▸ PROBLEM REQUIREMENTS
Retype each line of the material exactly, please, skipping any picture in it.
-- START OF INFORMATION GIVEN --
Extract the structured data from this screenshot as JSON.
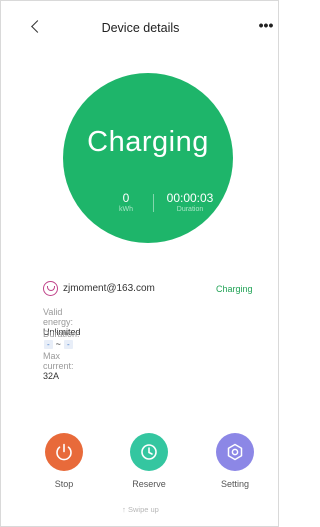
{
  "header": {
    "title": "Device details",
    "more": "•••"
  },
  "circle": {
    "status": "Charging",
    "energy_value": "0",
    "energy_label": "kWh",
    "duration_value": "00:00:03",
    "duration_label": "Duration",
    "color": "#1eb56a"
  },
  "info": {
    "email": "zjmoment@163.com",
    "status": "Charging",
    "valid_energy_label": "Valid energy: ",
    "valid_energy_value": "Unlimited",
    "duration_label": "Duration: ",
    "duration_start": "-",
    "duration_sep": "~",
    "duration_end": "-",
    "max_current_label": "Max current: ",
    "max_current_value": "32A"
  },
  "actions": {
    "stop": {
      "label": "Stop",
      "color": "#e86a3a",
      "icon": "power-icon"
    },
    "reserve": {
      "label": "Reserve",
      "color": "#34c6a0",
      "icon": "clock-icon"
    },
    "setting": {
      "label": "Setting",
      "color": "#8c87e6",
      "icon": "gear-icon"
    }
  },
  "footer": {
    "swipe_hint": "↑ Swipe up"
  }
}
-- END OF INFORMATION GIVEN --
▸ RESPONSE BELOW
Extract the structured data from this screenshot as JSON.
{
  "header": {
    "title": "Device details",
    "more": "•••"
  },
  "circle": {
    "status": "Charging",
    "energy_value": "0",
    "energy_label": "kWh",
    "duration_value": "00:00:03",
    "duration_label": "Duration",
    "color": "#1eb56a"
  },
  "info": {
    "email": "zjmoment@163.com",
    "status": "Charging",
    "valid_energy_label": "Valid energy: ",
    "valid_energy_value": "Unlimited",
    "duration_label": "Duration: ",
    "duration_start": "-",
    "duration_sep": "~",
    "duration_end": "-",
    "max_current_label": "Max current: ",
    "max_current_value": "32A"
  },
  "actions": {
    "stop": {
      "label": "Stop",
      "color": "#e86a3a",
      "icon": "power-icon"
    },
    "reserve": {
      "label": "Reserve",
      "color": "#34c6a0",
      "icon": "clock-icon"
    },
    "setting": {
      "label": "Setting",
      "color": "#8c87e6",
      "icon": "gear-icon"
    }
  },
  "footer": {
    "swipe_hint": "↑ Swipe up"
  }
}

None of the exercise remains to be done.